* WHAT THE TASK ASKS *
Output the full listing below exactly, without the pictures.

(Extracted data entries)
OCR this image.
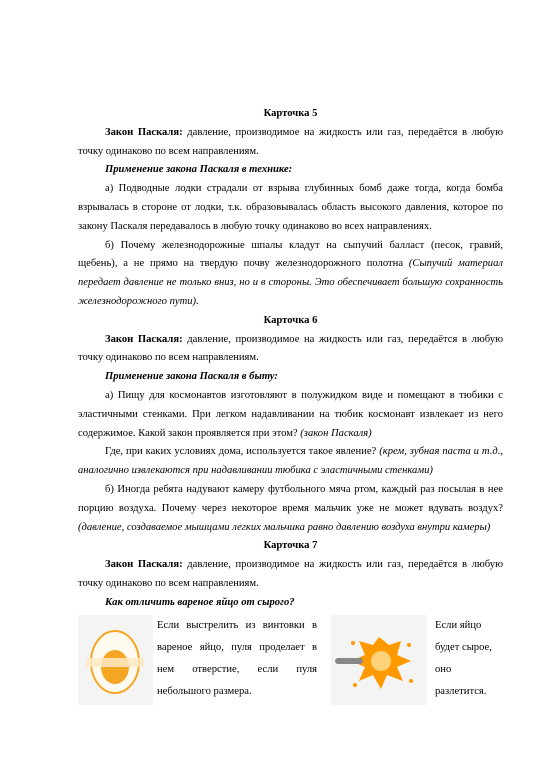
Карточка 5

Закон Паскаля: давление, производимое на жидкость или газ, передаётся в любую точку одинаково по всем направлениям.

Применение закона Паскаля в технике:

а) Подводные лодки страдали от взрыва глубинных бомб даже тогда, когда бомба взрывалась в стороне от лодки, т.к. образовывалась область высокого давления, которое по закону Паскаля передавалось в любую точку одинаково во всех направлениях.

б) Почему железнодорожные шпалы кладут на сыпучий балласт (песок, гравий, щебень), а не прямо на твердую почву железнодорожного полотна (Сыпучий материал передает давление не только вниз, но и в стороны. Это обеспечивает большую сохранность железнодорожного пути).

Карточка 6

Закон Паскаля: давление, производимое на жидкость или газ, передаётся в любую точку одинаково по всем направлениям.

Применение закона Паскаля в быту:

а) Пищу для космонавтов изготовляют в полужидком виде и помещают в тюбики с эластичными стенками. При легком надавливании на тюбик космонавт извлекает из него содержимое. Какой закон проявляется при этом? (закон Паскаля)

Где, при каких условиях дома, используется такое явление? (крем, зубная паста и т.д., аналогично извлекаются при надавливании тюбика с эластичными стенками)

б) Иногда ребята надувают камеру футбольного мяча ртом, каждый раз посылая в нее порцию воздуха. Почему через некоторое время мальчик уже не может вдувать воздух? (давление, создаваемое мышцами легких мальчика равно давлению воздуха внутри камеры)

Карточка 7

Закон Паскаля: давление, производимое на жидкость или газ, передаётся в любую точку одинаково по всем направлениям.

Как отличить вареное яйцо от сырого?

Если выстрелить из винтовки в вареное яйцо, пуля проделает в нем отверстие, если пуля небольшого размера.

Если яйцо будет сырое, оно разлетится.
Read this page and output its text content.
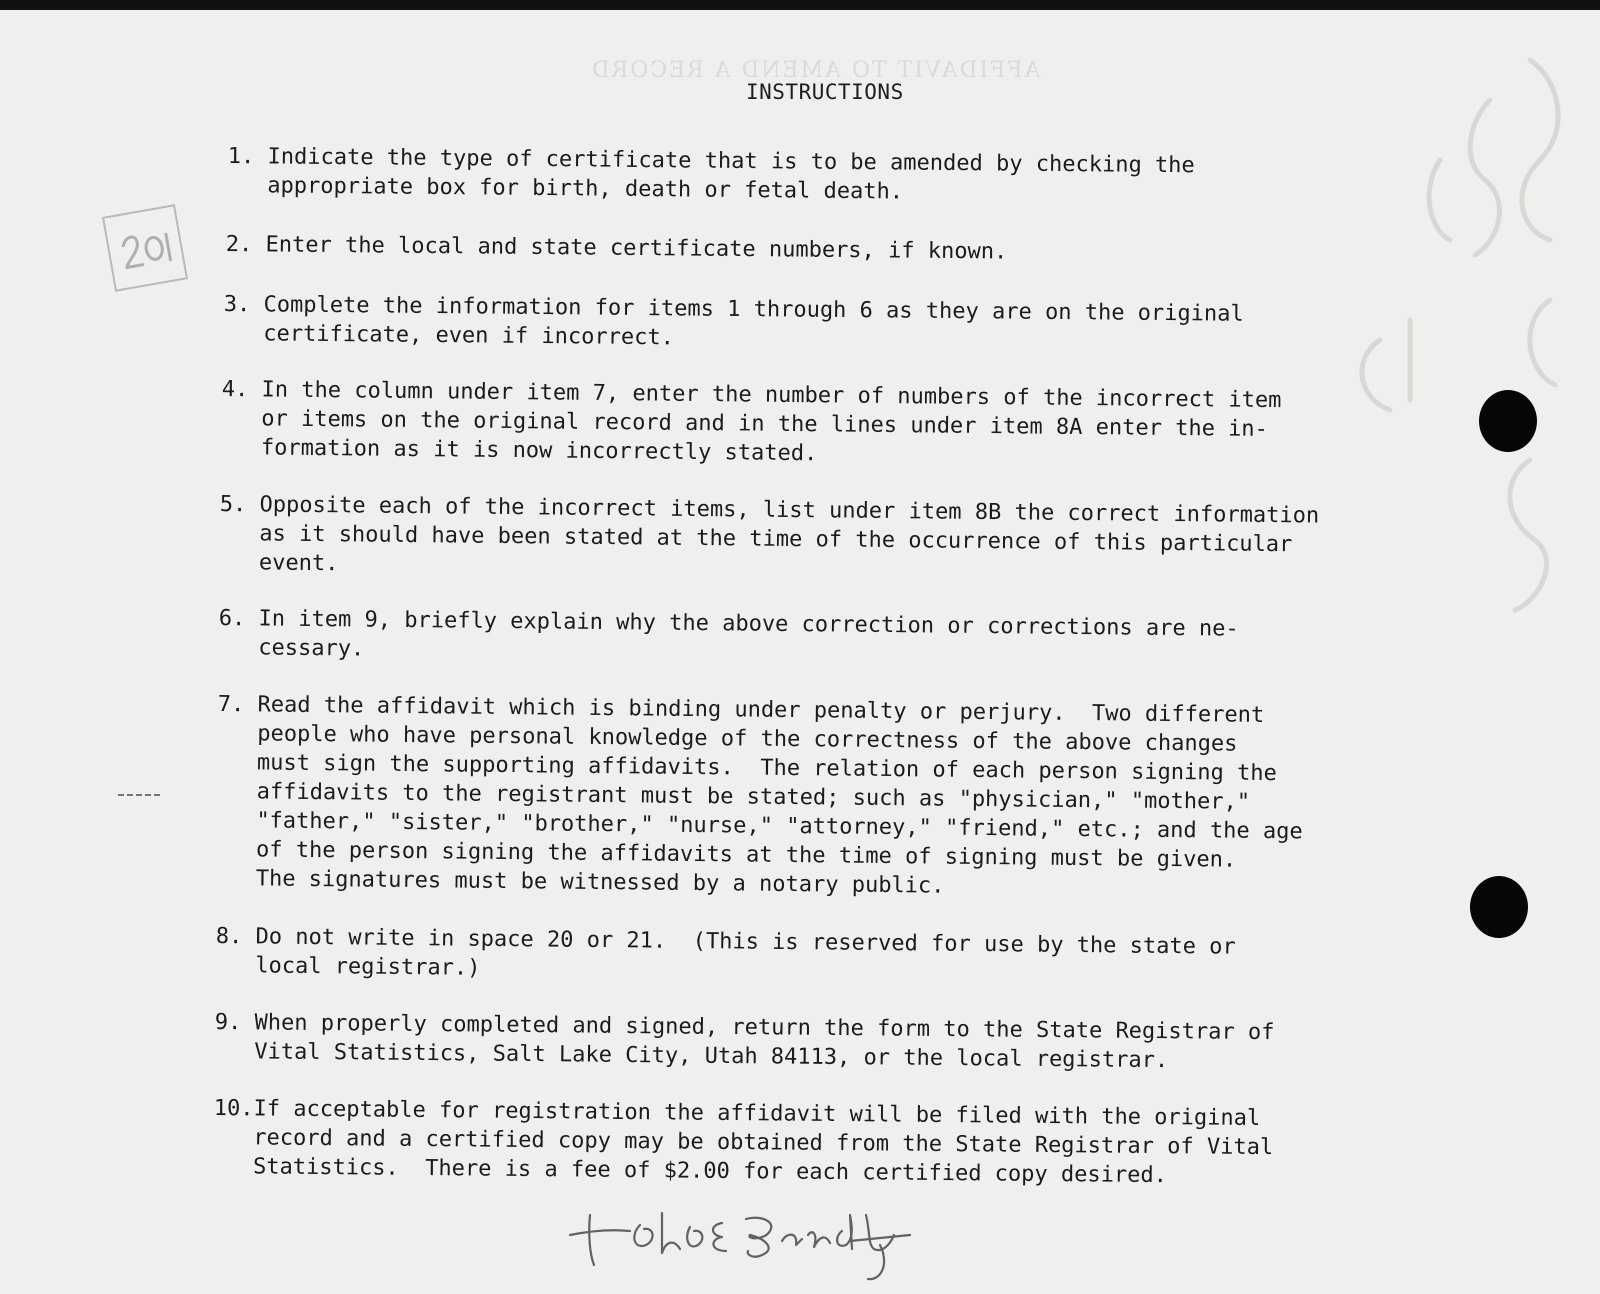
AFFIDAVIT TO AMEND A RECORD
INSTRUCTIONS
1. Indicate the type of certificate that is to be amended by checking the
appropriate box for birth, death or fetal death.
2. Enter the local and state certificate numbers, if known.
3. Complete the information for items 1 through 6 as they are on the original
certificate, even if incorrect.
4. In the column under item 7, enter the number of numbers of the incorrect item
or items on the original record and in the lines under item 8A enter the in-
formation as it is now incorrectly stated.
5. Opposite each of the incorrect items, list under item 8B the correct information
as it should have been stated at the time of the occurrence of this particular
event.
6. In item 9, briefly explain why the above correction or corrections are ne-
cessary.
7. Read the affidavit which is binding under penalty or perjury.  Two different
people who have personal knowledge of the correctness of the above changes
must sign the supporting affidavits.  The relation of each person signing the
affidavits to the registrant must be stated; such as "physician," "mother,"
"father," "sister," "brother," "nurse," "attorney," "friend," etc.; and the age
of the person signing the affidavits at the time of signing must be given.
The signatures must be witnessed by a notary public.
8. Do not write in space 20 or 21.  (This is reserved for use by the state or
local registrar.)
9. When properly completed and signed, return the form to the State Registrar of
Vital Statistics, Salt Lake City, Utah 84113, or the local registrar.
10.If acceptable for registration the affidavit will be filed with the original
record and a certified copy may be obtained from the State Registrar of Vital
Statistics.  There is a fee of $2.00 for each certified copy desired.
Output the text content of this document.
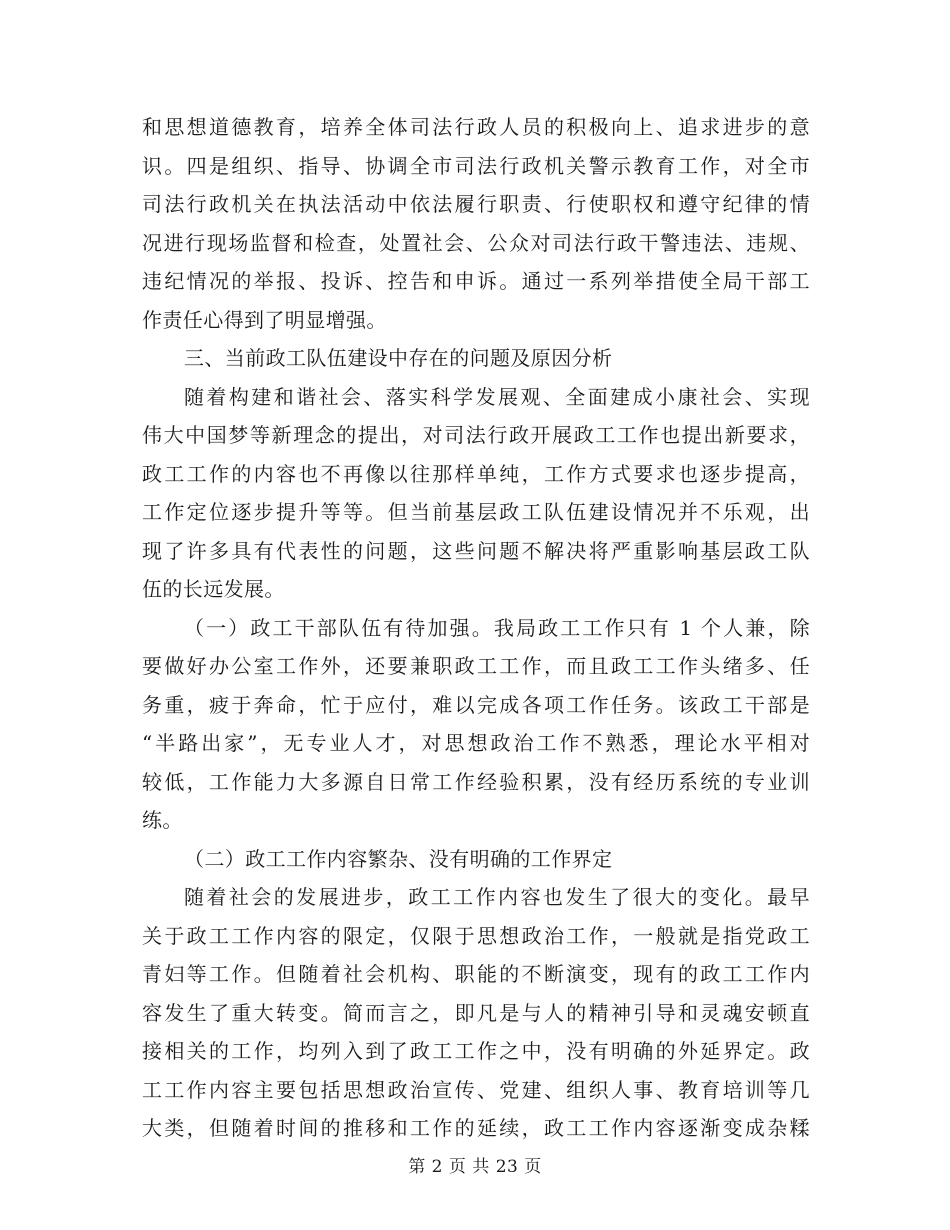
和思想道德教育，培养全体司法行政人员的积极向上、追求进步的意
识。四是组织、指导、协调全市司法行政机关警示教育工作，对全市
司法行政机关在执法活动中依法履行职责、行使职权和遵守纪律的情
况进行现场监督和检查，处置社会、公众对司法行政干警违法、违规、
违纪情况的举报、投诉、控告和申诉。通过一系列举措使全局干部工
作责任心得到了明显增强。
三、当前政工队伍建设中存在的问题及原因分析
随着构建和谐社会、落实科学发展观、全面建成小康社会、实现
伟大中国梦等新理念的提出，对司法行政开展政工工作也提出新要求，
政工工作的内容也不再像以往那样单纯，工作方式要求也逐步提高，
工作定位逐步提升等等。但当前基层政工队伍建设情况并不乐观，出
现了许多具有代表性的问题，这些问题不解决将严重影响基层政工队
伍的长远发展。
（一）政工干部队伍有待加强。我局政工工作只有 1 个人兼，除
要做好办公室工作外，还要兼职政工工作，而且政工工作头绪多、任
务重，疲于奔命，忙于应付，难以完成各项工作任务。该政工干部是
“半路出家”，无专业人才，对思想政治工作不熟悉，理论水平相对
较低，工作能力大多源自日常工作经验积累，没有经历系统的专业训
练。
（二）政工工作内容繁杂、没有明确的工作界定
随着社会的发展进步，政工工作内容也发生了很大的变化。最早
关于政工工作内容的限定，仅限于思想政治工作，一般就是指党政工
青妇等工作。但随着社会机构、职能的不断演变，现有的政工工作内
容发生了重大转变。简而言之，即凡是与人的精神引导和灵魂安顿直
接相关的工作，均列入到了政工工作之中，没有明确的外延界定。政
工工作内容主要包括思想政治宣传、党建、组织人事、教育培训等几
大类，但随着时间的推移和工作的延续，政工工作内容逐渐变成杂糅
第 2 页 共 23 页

* THE ANSWER *
OCR this image.
Карточка 5

Закон Паскаля: давление, производимое на жидкость или газ, передаётся в любую точку одинаково по всем направлениям.

Применение закона Паскаля в технике:

а) Подводные лодки страдали от взрыва глубинных бомб даже тогда, когда бомба взрывалась в стороне от лодки, т.к. образовывалась область высокого давления, которое по закону Паскаля передавалось в любую точку одинаково во всех направлениях.

б) Почему железнодорожные шпалы кладут на сыпучий балласт (песок, гравий, щебень), а не прямо на твердую почву железнодорожного полотна (Сыпучий материал передает давление не только вниз, но и в стороны. Это обеспечивает большую сохранность железнодорожного пути).

Карточка 6

Закон Паскаля: давление, производимое на жидкость или газ, передаётся в любую точку одинаково по всем направлениям.

Применение закона Паскаля в быту:

а) Пищу для космонавтов изготовляют в полужидком виде и помещают в тюбики с эластичными стенками. При легком надавливании на тюбик космонавт извлекает из него содержимое. Какой закон проявляется при этом? (закон Паскаля)

Где, при каких условиях дома, используется такое явление? (крем, зубная паста и т.д., аналогично извлекаются при надавливании тюбика с эластичными стенками)

б) Иногда ребята надувают камеру футбольного мяча ртом, каждый раз посылая в нее порцию воздуха. Почему через некоторое время мальчик уже не может вдувать воздух? (давление, создаваемое мышцами легких мальчика равно давлению воздуха внутри камеры)

Карточка 7

Закон Паскаля: давление, производимое на жидкость или газ, передаётся в любую точку одинаково по всем направлениям.

Как отличить вареное яйцо от сырого?

Если выстрелить из винтовки в вареное яйцо, пуля проделает в нем отверстие, если пуля небольшого размера.

Если яйцо будет сырое, оно разлетится.
Read this page and output its text content.
AFFIDAVIT TO AMEND A RECORD
INSTRUCTIONS
1. Indicate the type of certificate that is to be amended by checking the
appropriate box for birth, death or fetal death.
2. Enter the local and state certificate numbers, if known.
3. Complete the information for items 1 through 6 as they are on the original
certificate, even if incorrect.
4. In the column under item 7, enter the number of numbers of the incorrect item
or items on the original record and in the lines under item 8A enter the in-
formation as it is now incorrectly stated.
5. Opposite each of the incorrect items, list under item 8B the correct information
as it should have been stated at the time of the occurrence of this particular
event.
6. In item 9, briefly explain why the above correction or corrections are ne-
cessary.
7. Read the affidavit which is binding under penalty or perjury.  Two different
people who have personal knowledge of the correctness of the above changes
must sign the supporting affidavits.  The relation of each person signing the
affidavits to the registrant must be stated; such as "physician," "mother,"
"father," "sister," "brother," "nurse," "attorney," "friend," etc.; and the age
of the person signing the affidavits at the time of signing must be given.
The signatures must be witnessed by a notary public.
8. Do not write in space 20 or 21.  (This is reserved for use by the state or
local registrar.)
9. When properly completed and signed, return the form to the State Registrar of
Vital Statistics, Salt Lake City, Utah 84113, or the local registrar.
10.If acceptable for registration the affidavit will be filed with the original
record and a certified copy may be obtained from the State Registrar of Vital
Statistics.  There is a fee of $2.00 for each certified copy desired.
Output the text content of this document.
和思想道德教育，培养全体司法行政人员的积极向上、追求进步的意
识。四是组织、指导、协调全市司法行政机关警示教育工作，对全市
司法行政机关在执法活动中依法履行职责、行使职权和遵守纪律的情
况进行现场监督和检查，处置社会、公众对司法行政干警违法、违规、
违纪情况的举报、投诉、控告和申诉。通过一系列举措使全局干部工
作责任心得到了明显增强。
三、当前政工队伍建设中存在的问题及原因分析
随着构建和谐社会、落实科学发展观、全面建成小康社会、实现
伟大中国梦等新理念的提出，对司法行政开展政工工作也提出新要求，
政工工作的内容也不再像以往那样单纯，工作方式要求也逐步提高，
工作定位逐步提升等等。但当前基层政工队伍建设情况并不乐观，出
现了许多具有代表性的问题，这些问题不解决将严重影响基层政工队
伍的长远发展。
（一）政工干部队伍有待加强。我局政工工作只有 1 个人兼，除
要做好办公室工作外，还要兼职政工工作，而且政工工作头绪多、任
务重，疲于奔命，忙于应付，难以完成各项工作任务。该政工干部是
“半路出家”，无专业人才，对思想政治工作不熟悉，理论水平相对
较低，工作能力大多源自日常工作经验积累，没有经历系统的专业训
练。
（二）政工工作内容繁杂、没有明确的工作界定
随着社会的发展进步，政工工作内容也发生了很大的变化。最早
关于政工工作内容的限定，仅限于思想政治工作，一般就是指党政工
青妇等工作。但随着社会机构、职能的不断演变，现有的政工工作内
容发生了重大转变。简而言之，即凡是与人的精神引导和灵魂安顿直
接相关的工作，均列入到了政工工作之中，没有明确的外延界定。政
工工作内容主要包括思想政治宣传、党建、组织人事、教育培训等几
大类，但随着时间的推移和工作的延续，政工工作内容逐渐变成杂糅
第 2 页 共 23 页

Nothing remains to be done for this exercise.